▸ SET EXERCISE
Leave out the pictures and copy each record below exactly.

▸ EXTRACTED RECORDS
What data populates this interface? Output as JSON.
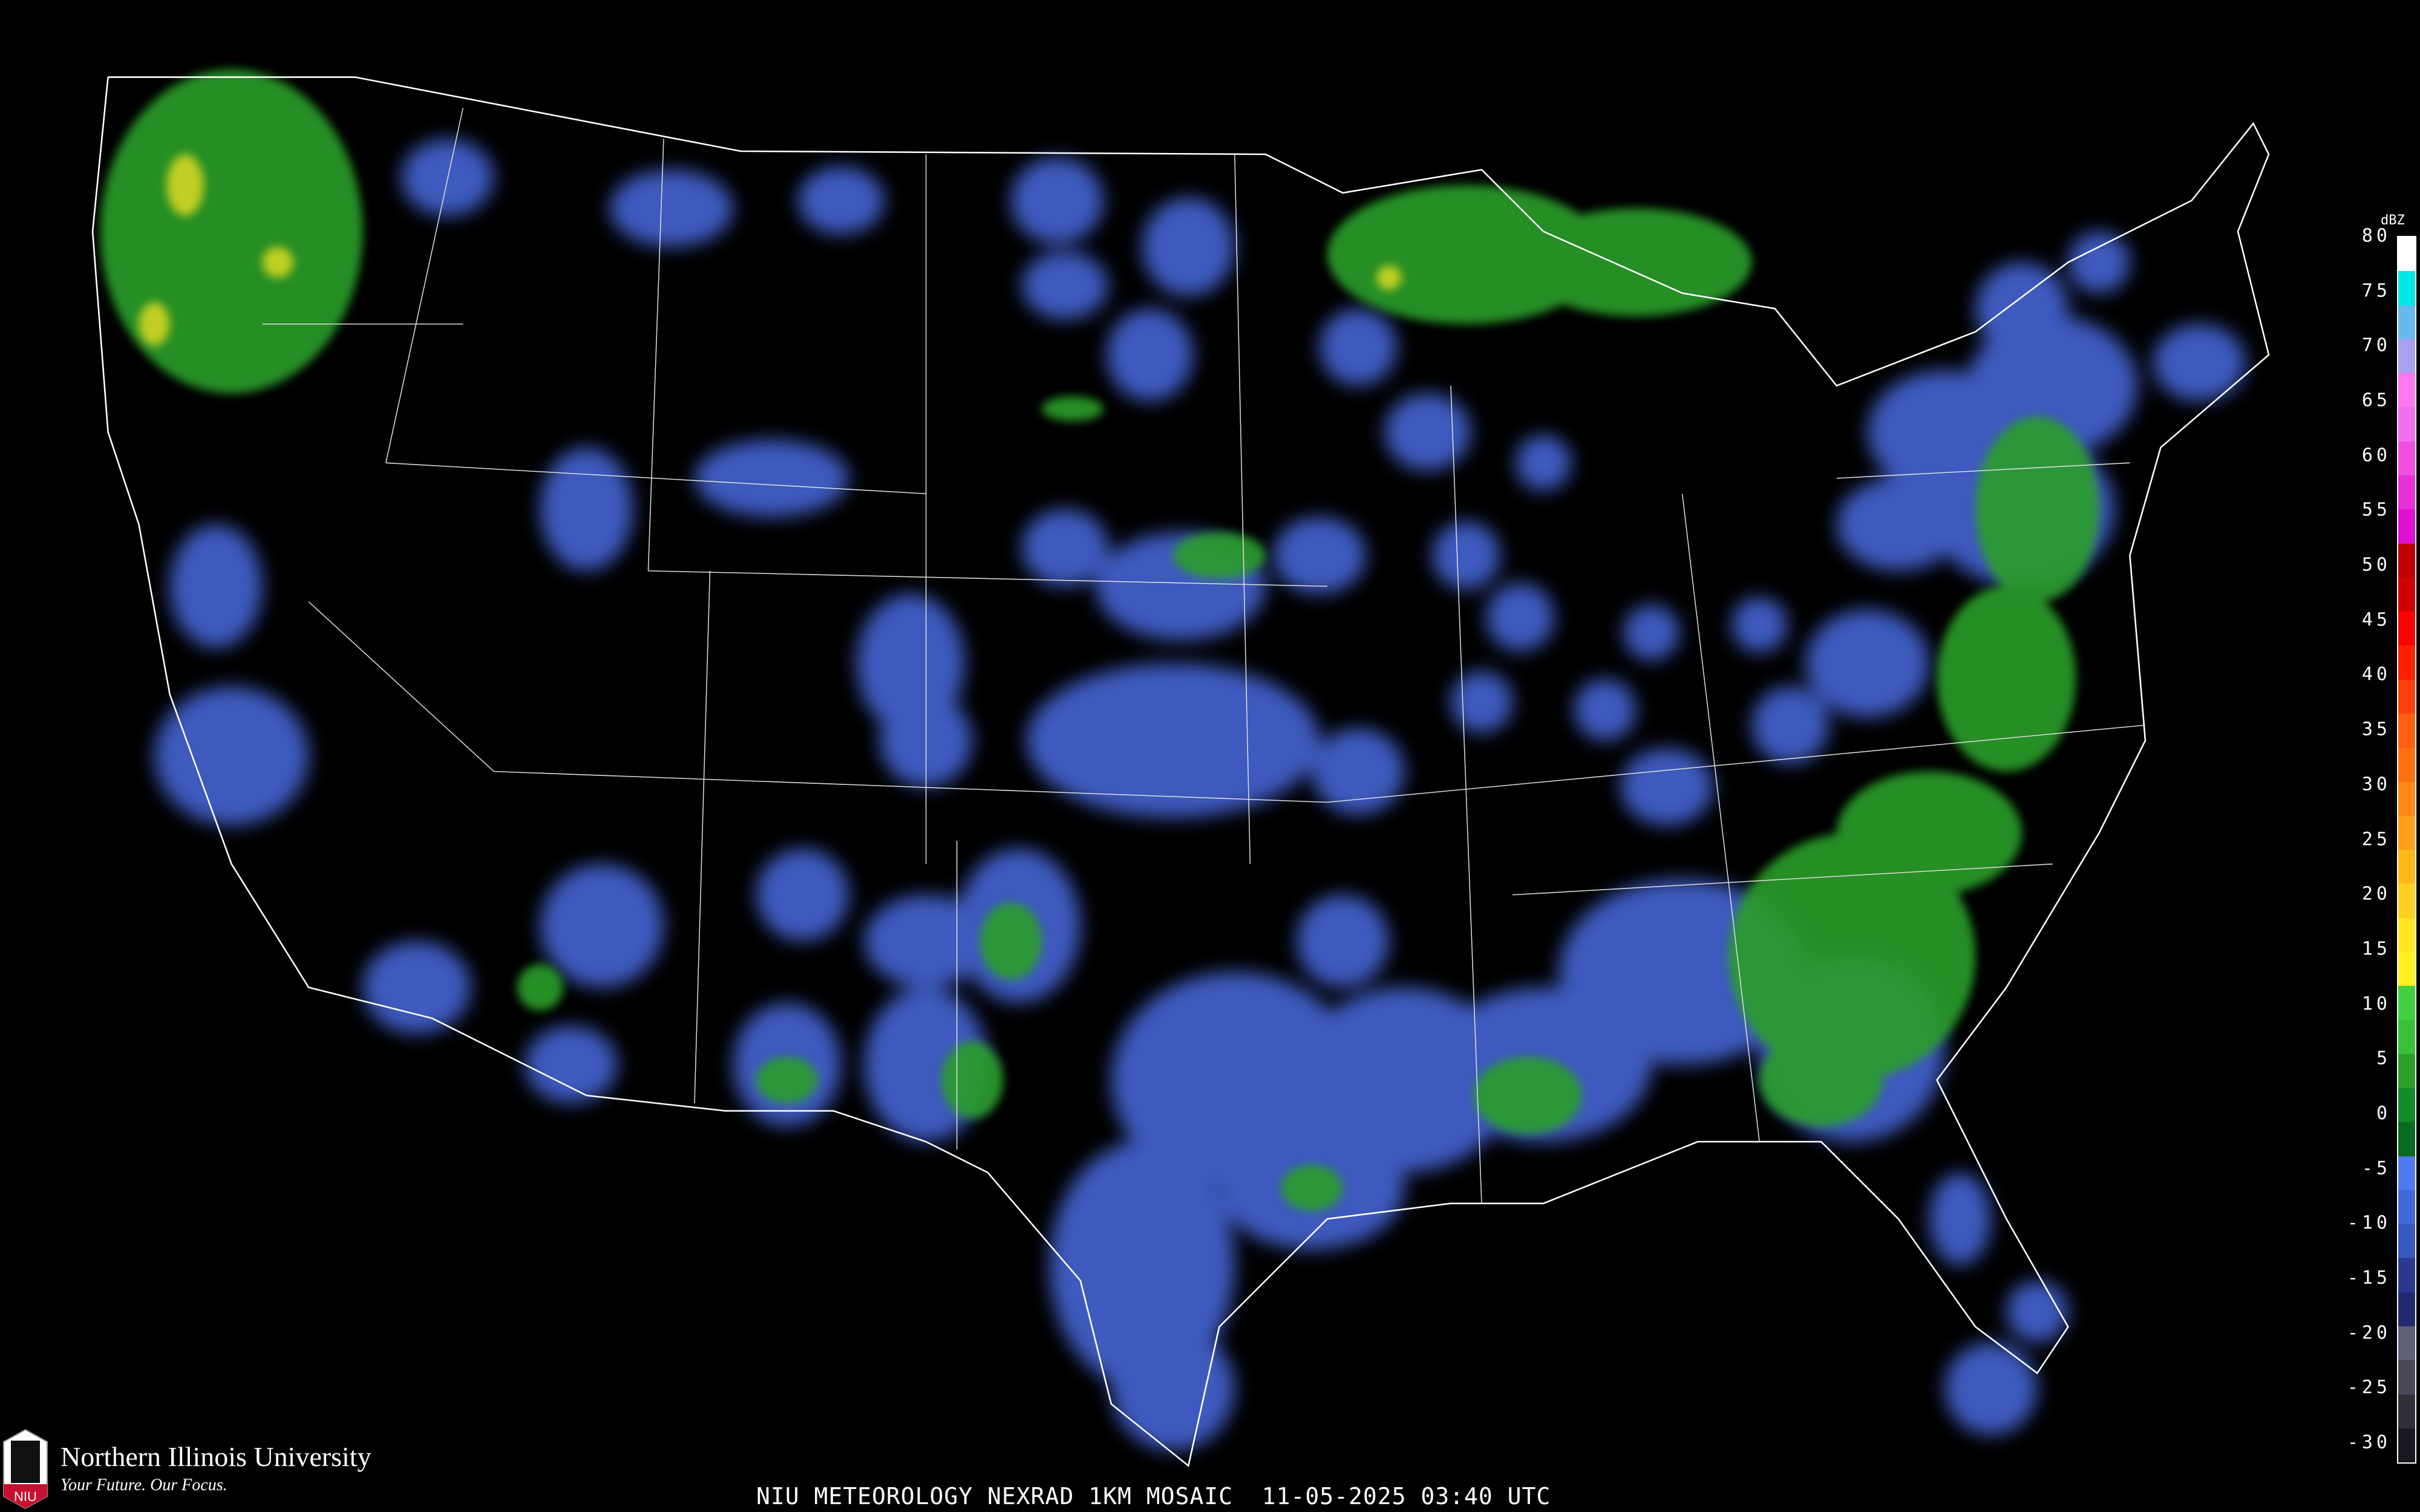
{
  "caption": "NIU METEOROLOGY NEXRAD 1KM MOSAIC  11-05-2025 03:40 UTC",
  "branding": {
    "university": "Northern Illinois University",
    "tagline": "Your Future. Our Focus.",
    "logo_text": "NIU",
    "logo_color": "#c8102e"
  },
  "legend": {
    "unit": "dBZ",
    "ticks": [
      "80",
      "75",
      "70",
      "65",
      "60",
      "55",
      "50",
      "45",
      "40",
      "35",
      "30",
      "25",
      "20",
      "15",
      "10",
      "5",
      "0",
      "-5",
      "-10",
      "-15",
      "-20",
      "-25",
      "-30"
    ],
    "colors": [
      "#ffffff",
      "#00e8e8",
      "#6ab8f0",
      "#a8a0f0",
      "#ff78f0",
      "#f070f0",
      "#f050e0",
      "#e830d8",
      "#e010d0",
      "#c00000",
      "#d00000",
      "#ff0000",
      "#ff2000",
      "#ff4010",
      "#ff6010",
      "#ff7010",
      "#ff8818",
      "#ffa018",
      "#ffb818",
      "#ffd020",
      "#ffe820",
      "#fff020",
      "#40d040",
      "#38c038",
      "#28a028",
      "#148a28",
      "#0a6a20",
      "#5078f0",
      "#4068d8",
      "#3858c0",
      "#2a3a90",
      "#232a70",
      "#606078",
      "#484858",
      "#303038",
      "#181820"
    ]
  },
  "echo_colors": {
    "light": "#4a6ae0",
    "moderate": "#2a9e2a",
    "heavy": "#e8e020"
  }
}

▸ RESULT FOR THIS EXERCISE
What data populates this interface? Output as JSON.
{
  "caption": "NIU METEOROLOGY NEXRAD 1KM MOSAIC  11-05-2025 03:40 UTC",
  "branding": {
    "university": "Northern Illinois University",
    "tagline": "Your Future. Our Focus.",
    "logo_text": "NIU",
    "logo_color": "#c8102e"
  },
  "legend": {
    "unit": "dBZ",
    "ticks": [
      "80",
      "75",
      "70",
      "65",
      "60",
      "55",
      "50",
      "45",
      "40",
      "35",
      "30",
      "25",
      "20",
      "15",
      "10",
      "5",
      "0",
      "-5",
      "-10",
      "-15",
      "-20",
      "-25",
      "-30"
    ],
    "colors": [
      "#ffffff",
      "#00e8e8",
      "#6ab8f0",
      "#a8a0f0",
      "#ff78f0",
      "#f070f0",
      "#f050e0",
      "#e830d8",
      "#e010d0",
      "#c00000",
      "#d00000",
      "#ff0000",
      "#ff2000",
      "#ff4010",
      "#ff6010",
      "#ff7010",
      "#ff8818",
      "#ffa018",
      "#ffb818",
      "#ffd020",
      "#ffe820",
      "#fff020",
      "#40d040",
      "#38c038",
      "#28a028",
      "#148a28",
      "#0a6a20",
      "#5078f0",
      "#4068d8",
      "#3858c0",
      "#2a3a90",
      "#232a70",
      "#606078",
      "#484858",
      "#303038",
      "#181820"
    ]
  },
  "echo_colors": {
    "light": "#4a6ae0",
    "moderate": "#2a9e2a",
    "heavy": "#e8e020"
  }
}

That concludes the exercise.